Task prompt: Give the total number of lines with the word "Temperature" in them, and no other words.
>> Start Supplied records
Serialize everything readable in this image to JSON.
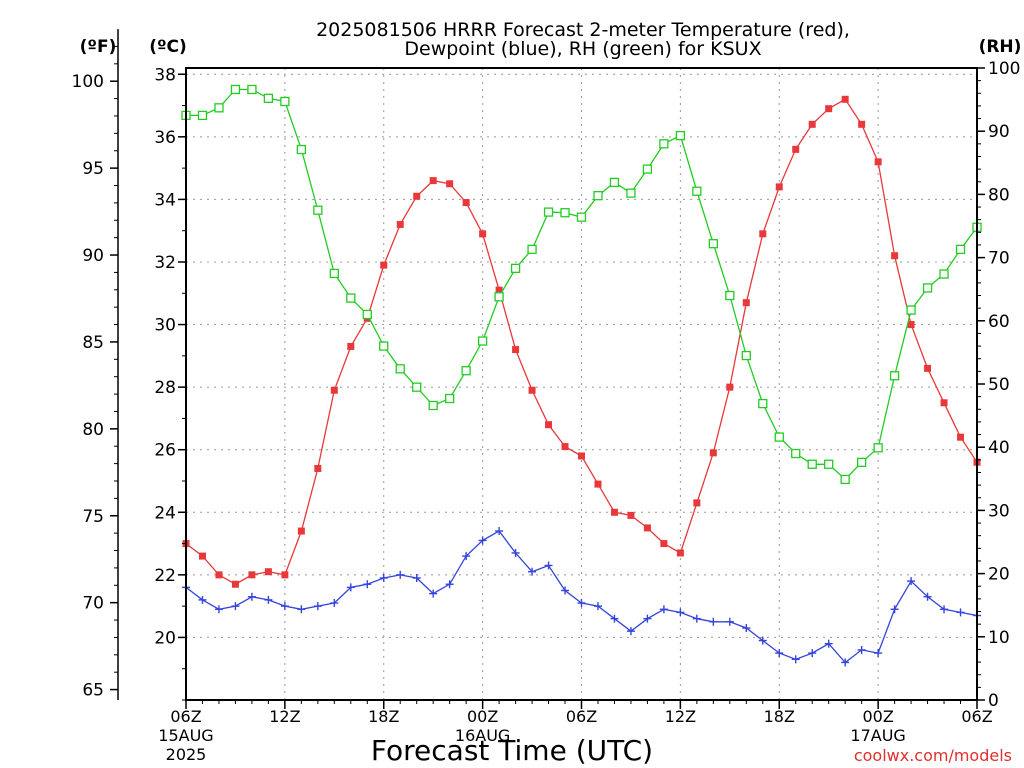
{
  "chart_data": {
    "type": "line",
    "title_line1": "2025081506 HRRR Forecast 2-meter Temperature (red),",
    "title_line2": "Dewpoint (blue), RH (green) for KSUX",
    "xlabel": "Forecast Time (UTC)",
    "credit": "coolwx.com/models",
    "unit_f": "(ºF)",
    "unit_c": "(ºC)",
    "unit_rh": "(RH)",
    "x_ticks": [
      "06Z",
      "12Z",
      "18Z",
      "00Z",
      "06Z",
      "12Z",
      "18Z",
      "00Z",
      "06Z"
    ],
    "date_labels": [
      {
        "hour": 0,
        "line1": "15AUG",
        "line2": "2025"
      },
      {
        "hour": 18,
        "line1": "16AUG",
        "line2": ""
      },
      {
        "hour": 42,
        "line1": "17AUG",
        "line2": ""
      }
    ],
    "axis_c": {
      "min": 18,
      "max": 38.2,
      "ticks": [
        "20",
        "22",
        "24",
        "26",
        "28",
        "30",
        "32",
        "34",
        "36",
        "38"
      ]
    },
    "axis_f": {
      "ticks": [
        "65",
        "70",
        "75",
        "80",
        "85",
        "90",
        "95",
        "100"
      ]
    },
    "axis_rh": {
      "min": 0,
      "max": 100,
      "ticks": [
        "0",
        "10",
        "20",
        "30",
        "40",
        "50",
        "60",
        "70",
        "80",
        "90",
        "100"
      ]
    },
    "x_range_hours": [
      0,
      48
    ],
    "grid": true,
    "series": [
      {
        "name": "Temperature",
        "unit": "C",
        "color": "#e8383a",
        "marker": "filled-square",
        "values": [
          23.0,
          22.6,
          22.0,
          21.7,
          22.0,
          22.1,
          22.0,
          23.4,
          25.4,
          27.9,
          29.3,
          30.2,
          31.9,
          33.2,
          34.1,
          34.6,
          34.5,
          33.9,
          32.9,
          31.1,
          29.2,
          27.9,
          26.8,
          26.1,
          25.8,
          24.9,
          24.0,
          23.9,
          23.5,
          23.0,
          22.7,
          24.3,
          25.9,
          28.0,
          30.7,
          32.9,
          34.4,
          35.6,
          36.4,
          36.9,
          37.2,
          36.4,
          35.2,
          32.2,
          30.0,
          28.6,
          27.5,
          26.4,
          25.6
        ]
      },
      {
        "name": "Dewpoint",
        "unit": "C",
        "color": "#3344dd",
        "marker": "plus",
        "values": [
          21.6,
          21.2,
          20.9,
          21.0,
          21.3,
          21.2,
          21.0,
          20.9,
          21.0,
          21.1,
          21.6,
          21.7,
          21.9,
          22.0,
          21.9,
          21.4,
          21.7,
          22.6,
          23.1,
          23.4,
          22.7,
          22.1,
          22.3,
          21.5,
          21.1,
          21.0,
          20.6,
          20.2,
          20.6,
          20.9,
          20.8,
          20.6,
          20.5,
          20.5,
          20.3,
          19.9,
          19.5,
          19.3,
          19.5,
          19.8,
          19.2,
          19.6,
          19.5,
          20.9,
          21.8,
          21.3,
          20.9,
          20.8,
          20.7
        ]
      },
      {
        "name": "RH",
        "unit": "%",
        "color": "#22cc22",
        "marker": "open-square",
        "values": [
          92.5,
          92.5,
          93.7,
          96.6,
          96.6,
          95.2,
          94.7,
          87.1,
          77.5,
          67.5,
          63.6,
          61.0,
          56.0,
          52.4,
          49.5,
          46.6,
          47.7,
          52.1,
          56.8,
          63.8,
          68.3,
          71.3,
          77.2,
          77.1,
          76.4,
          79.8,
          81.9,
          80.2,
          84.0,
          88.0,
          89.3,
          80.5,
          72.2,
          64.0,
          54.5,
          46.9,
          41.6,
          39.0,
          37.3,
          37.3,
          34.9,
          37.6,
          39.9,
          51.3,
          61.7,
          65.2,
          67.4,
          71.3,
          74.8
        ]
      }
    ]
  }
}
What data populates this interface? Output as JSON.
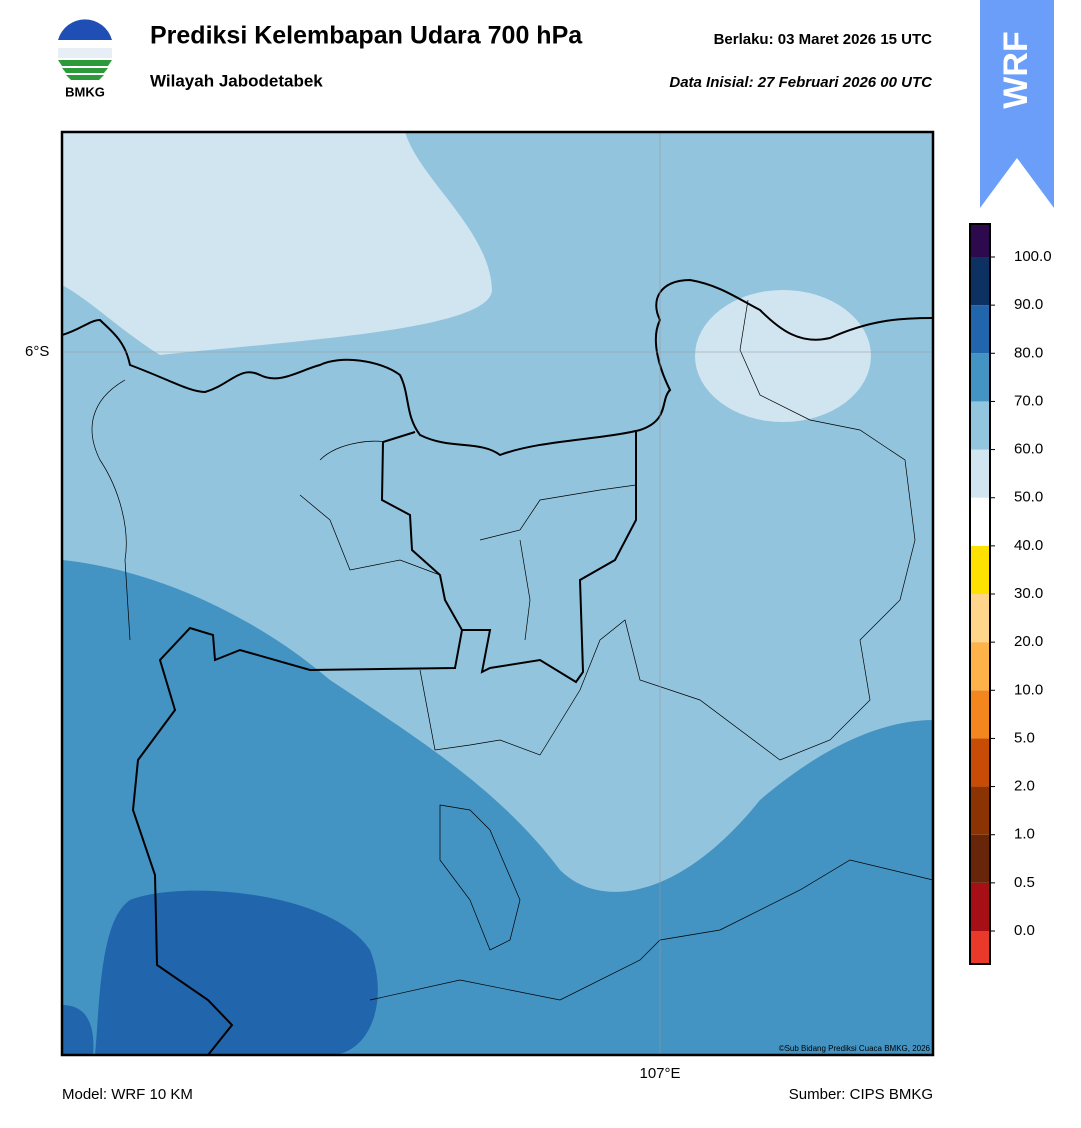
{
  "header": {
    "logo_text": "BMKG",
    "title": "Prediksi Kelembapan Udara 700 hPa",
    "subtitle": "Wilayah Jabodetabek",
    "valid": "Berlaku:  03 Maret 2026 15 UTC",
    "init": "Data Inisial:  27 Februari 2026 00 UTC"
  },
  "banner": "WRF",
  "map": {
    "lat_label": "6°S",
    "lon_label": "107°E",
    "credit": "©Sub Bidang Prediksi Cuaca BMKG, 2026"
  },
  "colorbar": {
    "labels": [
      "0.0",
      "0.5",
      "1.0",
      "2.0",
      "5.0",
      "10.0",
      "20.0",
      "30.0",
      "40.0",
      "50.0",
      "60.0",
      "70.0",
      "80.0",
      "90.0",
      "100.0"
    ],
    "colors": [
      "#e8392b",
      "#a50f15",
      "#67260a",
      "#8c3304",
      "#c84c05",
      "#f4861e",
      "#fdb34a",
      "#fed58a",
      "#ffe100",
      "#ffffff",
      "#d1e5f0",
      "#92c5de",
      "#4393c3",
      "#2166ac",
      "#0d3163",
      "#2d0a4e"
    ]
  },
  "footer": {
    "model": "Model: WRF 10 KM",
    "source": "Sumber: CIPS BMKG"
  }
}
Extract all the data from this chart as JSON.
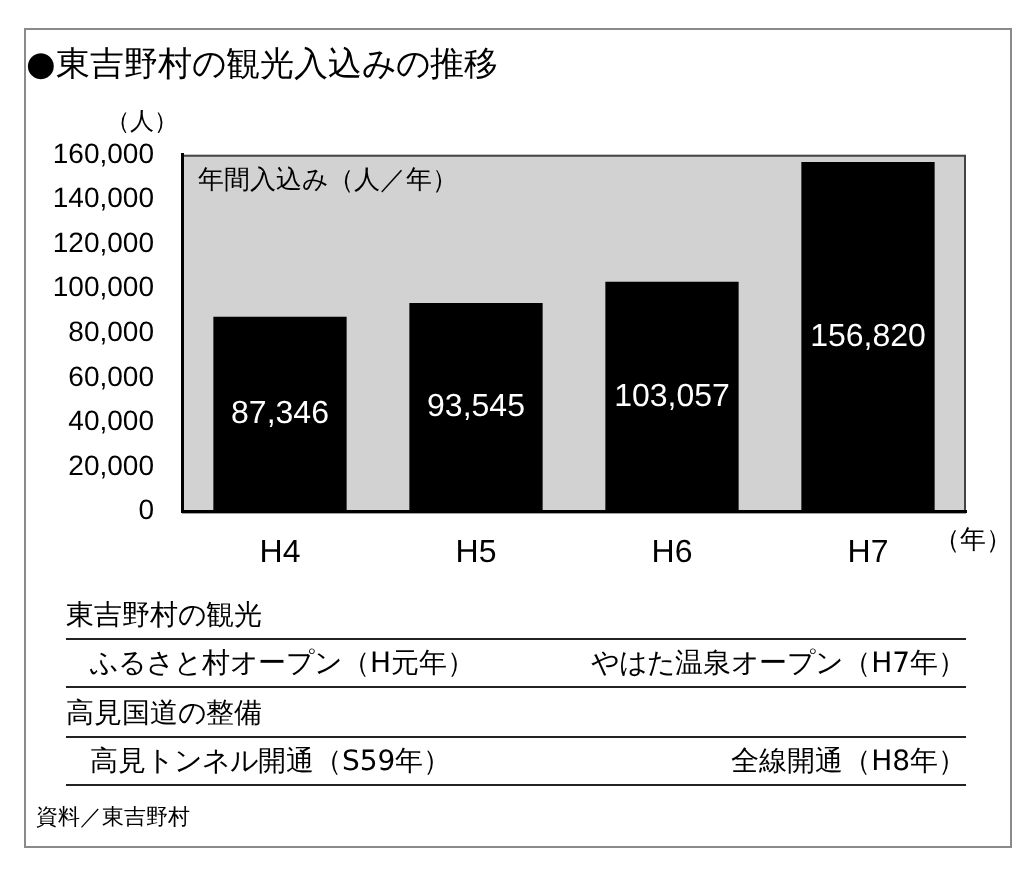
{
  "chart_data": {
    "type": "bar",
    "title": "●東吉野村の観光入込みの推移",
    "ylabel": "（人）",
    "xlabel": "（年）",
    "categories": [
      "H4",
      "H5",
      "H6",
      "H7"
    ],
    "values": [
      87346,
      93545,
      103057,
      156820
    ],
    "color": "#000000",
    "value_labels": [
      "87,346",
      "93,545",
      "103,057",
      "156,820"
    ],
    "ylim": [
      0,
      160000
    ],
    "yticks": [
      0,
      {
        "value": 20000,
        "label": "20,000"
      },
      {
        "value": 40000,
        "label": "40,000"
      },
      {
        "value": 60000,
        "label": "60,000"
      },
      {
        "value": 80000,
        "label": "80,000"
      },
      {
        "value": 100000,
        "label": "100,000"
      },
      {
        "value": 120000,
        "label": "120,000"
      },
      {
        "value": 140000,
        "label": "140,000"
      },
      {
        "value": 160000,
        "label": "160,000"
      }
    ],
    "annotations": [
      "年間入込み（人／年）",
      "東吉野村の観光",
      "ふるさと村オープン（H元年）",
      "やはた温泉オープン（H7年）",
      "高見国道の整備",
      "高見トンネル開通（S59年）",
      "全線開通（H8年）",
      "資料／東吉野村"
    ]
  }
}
>> End Supplied records
Solution for this task: 2